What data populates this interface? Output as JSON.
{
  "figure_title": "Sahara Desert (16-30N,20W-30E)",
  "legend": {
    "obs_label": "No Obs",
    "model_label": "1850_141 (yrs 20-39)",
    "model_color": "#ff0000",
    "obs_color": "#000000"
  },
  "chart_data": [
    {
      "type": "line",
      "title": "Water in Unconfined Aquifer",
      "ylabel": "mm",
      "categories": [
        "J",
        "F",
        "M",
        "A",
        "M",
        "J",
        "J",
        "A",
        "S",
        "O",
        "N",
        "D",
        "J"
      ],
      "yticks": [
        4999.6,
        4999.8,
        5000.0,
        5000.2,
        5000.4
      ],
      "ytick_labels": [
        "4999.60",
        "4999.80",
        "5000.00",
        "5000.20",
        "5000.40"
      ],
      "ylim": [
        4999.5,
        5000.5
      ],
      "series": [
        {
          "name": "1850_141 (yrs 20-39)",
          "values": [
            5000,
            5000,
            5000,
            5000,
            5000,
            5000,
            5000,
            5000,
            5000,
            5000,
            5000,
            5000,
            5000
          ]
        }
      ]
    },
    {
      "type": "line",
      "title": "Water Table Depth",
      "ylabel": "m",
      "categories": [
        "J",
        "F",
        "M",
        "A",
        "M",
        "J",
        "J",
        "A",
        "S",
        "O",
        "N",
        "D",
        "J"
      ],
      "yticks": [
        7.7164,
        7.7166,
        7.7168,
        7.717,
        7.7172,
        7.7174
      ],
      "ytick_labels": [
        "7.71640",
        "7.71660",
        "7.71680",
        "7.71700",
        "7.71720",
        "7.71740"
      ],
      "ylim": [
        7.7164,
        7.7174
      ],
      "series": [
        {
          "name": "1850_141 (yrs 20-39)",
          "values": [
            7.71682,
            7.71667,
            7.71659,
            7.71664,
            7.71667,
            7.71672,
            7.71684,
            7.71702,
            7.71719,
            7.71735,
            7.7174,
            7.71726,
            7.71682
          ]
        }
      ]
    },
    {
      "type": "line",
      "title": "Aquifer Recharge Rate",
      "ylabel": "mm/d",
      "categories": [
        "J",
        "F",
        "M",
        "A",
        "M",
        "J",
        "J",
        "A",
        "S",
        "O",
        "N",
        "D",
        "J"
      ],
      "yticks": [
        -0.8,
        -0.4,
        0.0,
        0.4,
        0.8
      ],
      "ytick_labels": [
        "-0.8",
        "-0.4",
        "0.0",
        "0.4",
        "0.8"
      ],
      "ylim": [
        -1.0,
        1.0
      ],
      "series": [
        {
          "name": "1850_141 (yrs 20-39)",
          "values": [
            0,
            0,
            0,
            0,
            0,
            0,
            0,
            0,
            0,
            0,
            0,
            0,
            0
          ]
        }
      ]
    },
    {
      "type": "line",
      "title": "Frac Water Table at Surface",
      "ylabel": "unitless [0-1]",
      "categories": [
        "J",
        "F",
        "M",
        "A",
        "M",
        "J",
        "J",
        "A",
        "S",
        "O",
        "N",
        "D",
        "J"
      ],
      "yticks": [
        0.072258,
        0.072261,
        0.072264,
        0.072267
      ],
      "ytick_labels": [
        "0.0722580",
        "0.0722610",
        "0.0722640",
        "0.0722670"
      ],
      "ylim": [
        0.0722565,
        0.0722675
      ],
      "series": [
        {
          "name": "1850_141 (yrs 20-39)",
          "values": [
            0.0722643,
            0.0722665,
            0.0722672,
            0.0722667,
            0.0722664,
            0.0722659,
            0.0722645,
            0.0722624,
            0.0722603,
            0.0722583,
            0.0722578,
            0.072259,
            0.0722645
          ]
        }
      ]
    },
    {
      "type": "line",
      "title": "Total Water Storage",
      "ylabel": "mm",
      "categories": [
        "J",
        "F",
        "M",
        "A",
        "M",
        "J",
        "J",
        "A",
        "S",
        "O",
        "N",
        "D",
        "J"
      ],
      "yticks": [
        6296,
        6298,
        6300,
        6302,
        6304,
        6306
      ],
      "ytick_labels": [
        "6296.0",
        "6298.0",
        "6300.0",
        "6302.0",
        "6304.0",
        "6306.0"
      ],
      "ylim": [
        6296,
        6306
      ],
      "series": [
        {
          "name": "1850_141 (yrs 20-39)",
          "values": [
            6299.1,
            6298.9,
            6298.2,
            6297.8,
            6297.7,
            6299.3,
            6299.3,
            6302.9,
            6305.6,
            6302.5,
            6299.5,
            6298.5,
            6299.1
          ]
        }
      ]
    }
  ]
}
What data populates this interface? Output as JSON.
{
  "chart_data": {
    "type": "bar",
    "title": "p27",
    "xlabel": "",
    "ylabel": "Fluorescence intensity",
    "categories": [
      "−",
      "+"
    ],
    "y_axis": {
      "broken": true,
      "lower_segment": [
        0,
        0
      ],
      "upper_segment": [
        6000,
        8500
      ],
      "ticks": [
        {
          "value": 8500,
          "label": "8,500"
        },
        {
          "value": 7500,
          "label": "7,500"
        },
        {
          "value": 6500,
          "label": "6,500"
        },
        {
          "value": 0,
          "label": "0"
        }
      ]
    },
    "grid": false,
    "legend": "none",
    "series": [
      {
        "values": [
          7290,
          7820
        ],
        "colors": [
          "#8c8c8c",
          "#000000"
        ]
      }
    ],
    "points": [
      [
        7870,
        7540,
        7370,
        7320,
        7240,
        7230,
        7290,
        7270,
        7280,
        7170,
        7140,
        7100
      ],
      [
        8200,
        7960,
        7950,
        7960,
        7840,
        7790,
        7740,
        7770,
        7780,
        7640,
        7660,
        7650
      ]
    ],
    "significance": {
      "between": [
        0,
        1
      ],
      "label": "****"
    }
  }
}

__GIVEN EXERCISE__
Repeat the records above exactly.

__IN RESPONSE__
What data populates this interface? Output as JSON.
{
  "figure_title": "Sahara Desert (16-30N,20W-30E)",
  "legend": {
    "obs_label": "No Obs",
    "model_label": "1850_141 (yrs 20-39)",
    "model_color": "#ff0000",
    "obs_color": "#000000"
  },
  "chart_data": [
    {
      "type": "line",
      "title": "Water in Unconfined Aquifer",
      "ylabel": "mm",
      "categories": [
        "J",
        "F",
        "M",
        "A",
        "M",
        "J",
        "J",
        "A",
        "S",
        "O",
        "N",
        "D",
        "J"
      ],
      "yticks": [
        4999.6,
        4999.8,
        5000.0,
        5000.2,
        5000.4
      ],
      "ytick_labels": [
        "4999.60",
        "4999.80",
        "5000.00",
        "5000.20",
        "5000.40"
      ],
      "ylim": [
        4999.5,
        5000.5
      ],
      "series": [
        {
          "name": "1850_141 (yrs 20-39)",
          "values": [
            5000,
            5000,
            5000,
            5000,
            5000,
            5000,
            5000,
            5000,
            5000,
            5000,
            5000,
            5000,
            5000
          ]
        }
      ]
    },
    {
      "type": "line",
      "title": "Water Table Depth",
      "ylabel": "m",
      "categories": [
        "J",
        "F",
        "M",
        "A",
        "M",
        "J",
        "J",
        "A",
        "S",
        "O",
        "N",
        "D",
        "J"
      ],
      "yticks": [
        7.7164,
        7.7166,
        7.7168,
        7.717,
        7.7172,
        7.7174
      ],
      "ytick_labels": [
        "7.71640",
        "7.71660",
        "7.71680",
        "7.71700",
        "7.71720",
        "7.71740"
      ],
      "ylim": [
        7.7164,
        7.7174
      ],
      "series": [
        {
          "name": "1850_141 (yrs 20-39)",
          "values": [
            7.71682,
            7.71667,
            7.71659,
            7.71664,
            7.71667,
            7.71672,
            7.71684,
            7.71702,
            7.71719,
            7.71735,
            7.7174,
            7.71726,
            7.71682
          ]
        }
      ]
    },
    {
      "type": "line",
      "title": "Aquifer Recharge Rate",
      "ylabel": "mm/d",
      "categories": [
        "J",
        "F",
        "M",
        "A",
        "M",
        "J",
        "J",
        "A",
        "S",
        "O",
        "N",
        "D",
        "J"
      ],
      "yticks": [
        -0.8,
        -0.4,
        0.0,
        0.4,
        0.8
      ],
      "ytick_labels": [
        "-0.8",
        "-0.4",
        "0.0",
        "0.4",
        "0.8"
      ],
      "ylim": [
        -1.0,
        1.0
      ],
      "series": [
        {
          "name": "1850_141 (yrs 20-39)",
          "values": [
            0,
            0,
            0,
            0,
            0,
            0,
            0,
            0,
            0,
            0,
            0,
            0,
            0
          ]
        }
      ]
    },
    {
      "type": "line",
      "title": "Frac Water Table at Surface",
      "ylabel": "unitless [0-1]",
      "categories": [
        "J",
        "F",
        "M",
        "A",
        "M",
        "J",
        "J",
        "A",
        "S",
        "O",
        "N",
        "D",
        "J"
      ],
      "yticks": [
        0.072258,
        0.072261,
        0.072264,
        0.072267
      ],
      "ytick_labels": [
        "0.0722580",
        "0.0722610",
        "0.0722640",
        "0.0722670"
      ],
      "ylim": [
        0.0722565,
        0.0722675
      ],
      "series": [
        {
          "name": "1850_141 (yrs 20-39)",
          "values": [
            0.0722643,
            0.0722665,
            0.0722672,
            0.0722667,
            0.0722664,
            0.0722659,
            0.0722645,
            0.0722624,
            0.0722603,
            0.0722583,
            0.0722578,
            0.072259,
            0.0722645
          ]
        }
      ]
    },
    {
      "type": "line",
      "title": "Total Water Storage",
      "ylabel": "mm",
      "categories": [
        "J",
        "F",
        "M",
        "A",
        "M",
        "J",
        "J",
        "A",
        "S",
        "O",
        "N",
        "D",
        "J"
      ],
      "yticks": [
        6296,
        6298,
        6300,
        6302,
        6304,
        6306
      ],
      "ytick_labels": [
        "6296.0",
        "6298.0",
        "6300.0",
        "6302.0",
        "6304.0",
        "6306.0"
      ],
      "ylim": [
        6296,
        6306
      ],
      "series": [
        {
          "name": "1850_141 (yrs 20-39)",
          "values": [
            6299.1,
            6298.9,
            6298.2,
            6297.8,
            6297.7,
            6299.3,
            6299.3,
            6302.9,
            6305.6,
            6302.5,
            6299.5,
            6298.5,
            6299.1
          ]
        }
      ]
    }
  ]
}
What data populates this interface? Output as JSON.
{
  "chart_data": {
    "type": "bar",
    "title": "p27",
    "xlabel": "",
    "ylabel": "Fluorescence intensity",
    "categories": [
      "−",
      "+"
    ],
    "y_axis": {
      "broken": true,
      "lower_segment": [
        0,
        0
      ],
      "upper_segment": [
        6000,
        8500
      ],
      "ticks": [
        {
          "value": 8500,
          "label": "8,500"
        },
        {
          "value": 7500,
          "label": "7,500"
        },
        {
          "value": 6500,
          "label": "6,500"
        },
        {
          "value": 0,
          "label": "0"
        }
      ]
    },
    "grid": false,
    "legend": "none",
    "series": [
      {
        "values": [
          7290,
          7820
        ],
        "colors": [
          "#8c8c8c",
          "#000000"
        ]
      }
    ],
    "points": [
      [
        7870,
        7540,
        7370,
        7320,
        7240,
        7230,
        7290,
        7270,
        7280,
        7170,
        7140,
        7100
      ],
      [
        8200,
        7960,
        7950,
        7960,
        7840,
        7790,
        7740,
        7770,
        7780,
        7640,
        7660,
        7650
      ]
    ],
    "significance": {
      "between": [
        0,
        1
      ],
      "label": "****"
    }
  }
}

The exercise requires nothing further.